### RECORDS FOR THIS EXERCISE

==============================

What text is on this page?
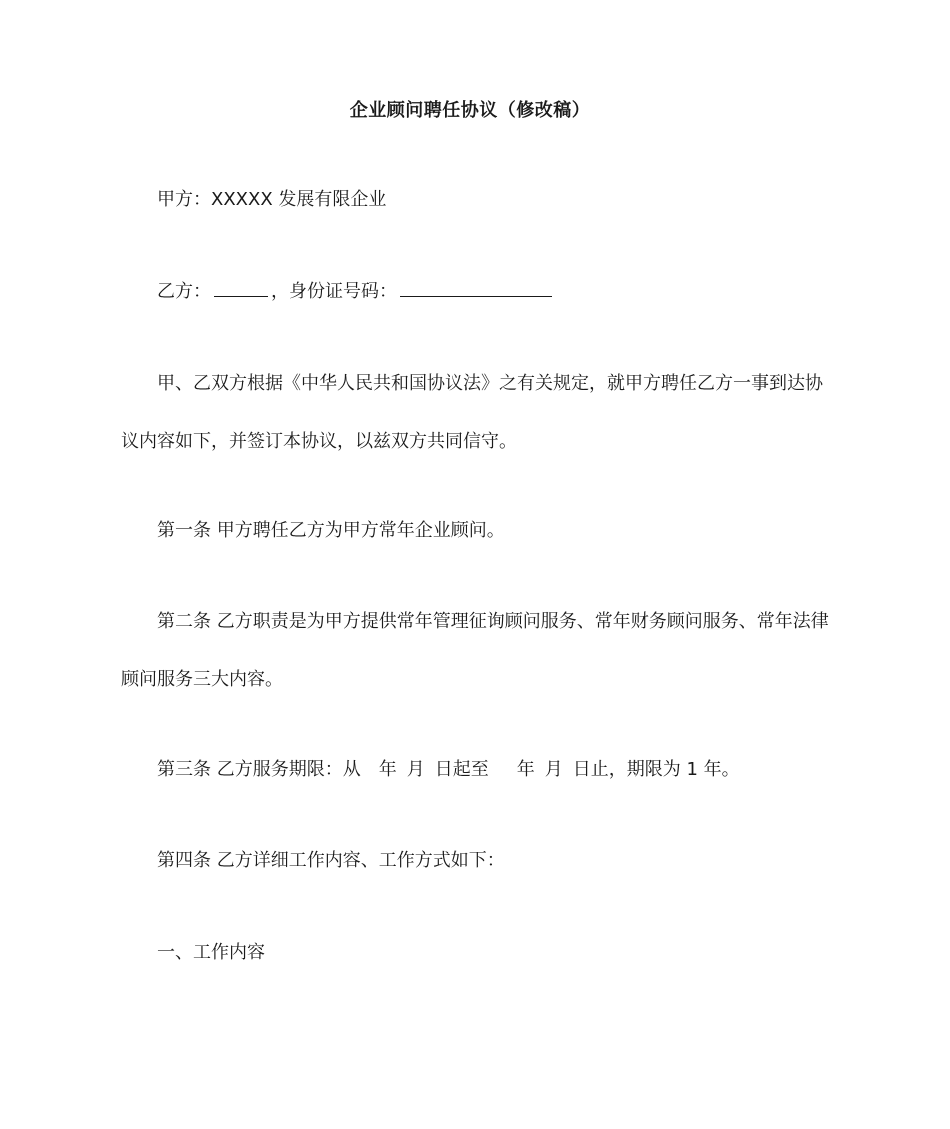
企业顾问聘任协议（修改稿）

甲方：XXXXX 发展有限企业

乙方：	，身份证号码：

甲、乙双方根据《中华人民共和国协议法》之有关规定，就甲方聘任乙方一事到达协议内容如下，并签订本协议，以兹双方共同信守。

第一条 甲方聘任乙方为甲方常年企业顾问。

第二条 乙方职责是为甲方提供常年管理征询顾问服务、常年财务顾问服务、常年法律顾问服务三大内容。

第三条 乙方服务期限：从 年 月 日起至 年 月 日止，期限为 1 年。

第四条 乙方详细工作内容、工作方式如下：

一、工作内容
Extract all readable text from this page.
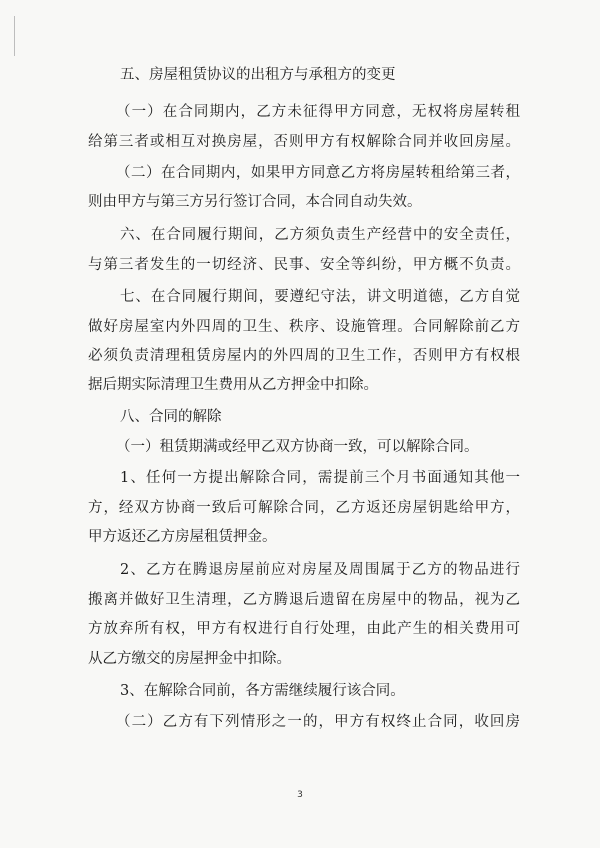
五、房屋租赁协议的出租方与承租方的变更
（一）在合同期内，乙方未征得甲方同意，无权将房屋转租
给第三者或相互对换房屋，否则甲方有权解除合同并收回房屋。
（二）在合同期内，如果甲方同意乙方将房屋转租给第三者，
则由甲方与第三方另行签订合同，本合同自动失效。
六、在合同履行期间，乙方须负责生产经营中的安全责任，
与第三者发生的一切经济、民事、安全等纠纷，甲方概不负责。
七、在合同履行期间，要遵纪守法，讲文明道德，乙方自觉
做好房屋室内外四周的卫生、秩序、设施管理。合同解除前乙方
必须负责清理租赁房屋内的外四周的卫生工作，否则甲方有权根
据后期实际清理卫生费用从乙方押金中扣除。
八、合同的解除
（一）租赁期满或经甲乙双方协商一致，可以解除合同。
1、任何一方提出解除合同，需提前三个月书面通知其他一
方，经双方协商一致后可解除合同，乙方返还房屋钥匙给甲方，
甲方返还乙方房屋租赁押金。
2、乙方在腾退房屋前应对房屋及周围属于乙方的物品进行
搬离并做好卫生清理，乙方腾退后遗留在房屋中的物品，视为乙
方放弃所有权，甲方有权进行自行处理，由此产生的相关费用可
从乙方缴交的房屋押金中扣除。
3、在解除合同前，各方需继续履行该合同。
（二）乙方有下列情形之一的，甲方有权终止合同，收回房
3
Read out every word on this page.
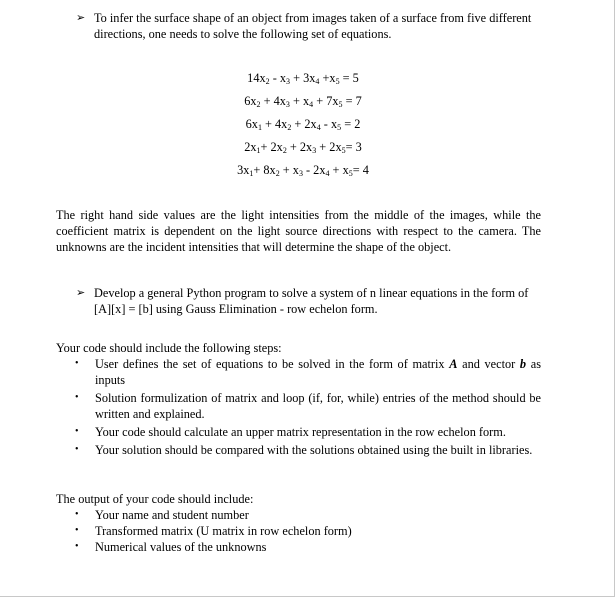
➢ To infer the surface shape of an object from images taken of a surface from five different directions, one needs to solve the following set of equations.
$14x_2 - x_3 + 3x_4 +x_5 = 5$
$6x_2 + 4x_3 + x_4 + 7x_5 = 7$
$6x_1 + 4x_2 + 2x_4 - x_5 = 2$
$2x_1+ 2x_2 + 2x_3 + 2x_5= 3$
$3x_1+ 8x_2 + x_3 - 2x_4 + x_5= 4$
The right hand side values are the light intensities from the middle of the images, while the coefficient matrix is dependent on the light source directions with respect to the camera. The unknowns are the incident intensities that will determine the shape of the object.
➢ Develop a general Python program to solve a system of n linear equations in the form of [A][x] = [b] using Gauss Elimination - row echelon form.
Your code should include the following steps:
• User defines the set of equations to be solved in the form of matrix A and vector b as inputs
• Solution formulization of matrix and loop (if, for, while) entries of the method should be written and explained.
• Your code should calculate an upper matrix representation in the row echelon form.
• Your solution should be compared with the solutions obtained using the built in libraries.
The output of your code should include:
• Your name and student number
• Transformed matrix (U matrix in row echelon form)
• Numerical values of the unknowns
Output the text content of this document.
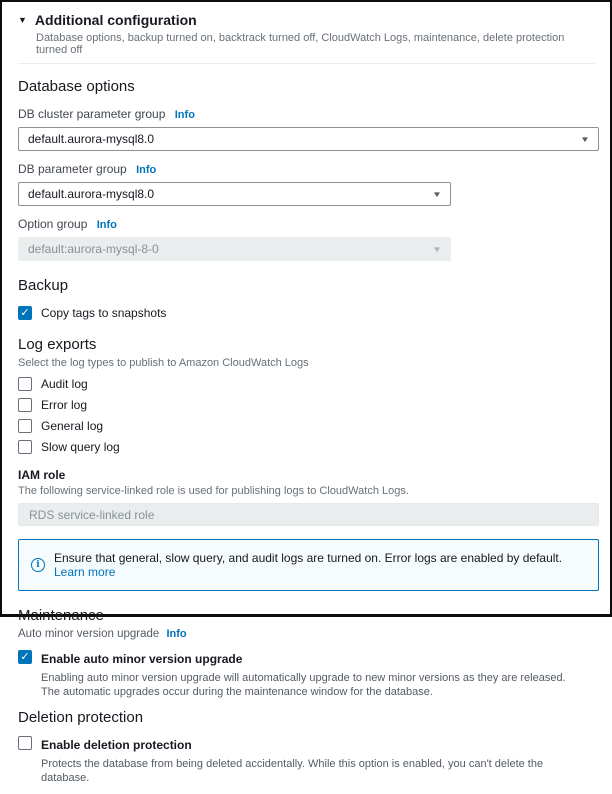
▼ Additional configuration
Database options, backup turned on, backtrack turned off, CloudWatch Logs, maintenance, delete protection turned off
Database options
DB cluster parameter group Info
default.aurora-mysql8.0	▼
DB parameter group Info
default.aurora-mysql8.0	▼
Option group Info
default:aurora-mysql-8-0	▼
Backup
✓ Copy tags to snapshots
Log exports
Select the log types to publish to Amazon CloudWatch Logs
Audit log
Error log
General log
Slow query log
IAM role
The following service-linked role is used for publishing logs to CloudWatch Logs.
RDS service-linked role
i	Ensure that general, slow query, and audit logs are turned on. Error logs are enabled by default. Learn more
Maintenance
Auto minor version upgrade Info
✓ Enable auto minor version upgrade
Enabling auto minor version upgrade will automatically upgrade to new minor versions as they are released. The automatic upgrades occur during the maintenance window for the database.
Deletion protection
Enable deletion protection
Protects the database from being deleted accidentally. While this option is enabled, you can't delete the database.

==============================

How many lines of the listing include the string "using"? Answer with the number alone.

2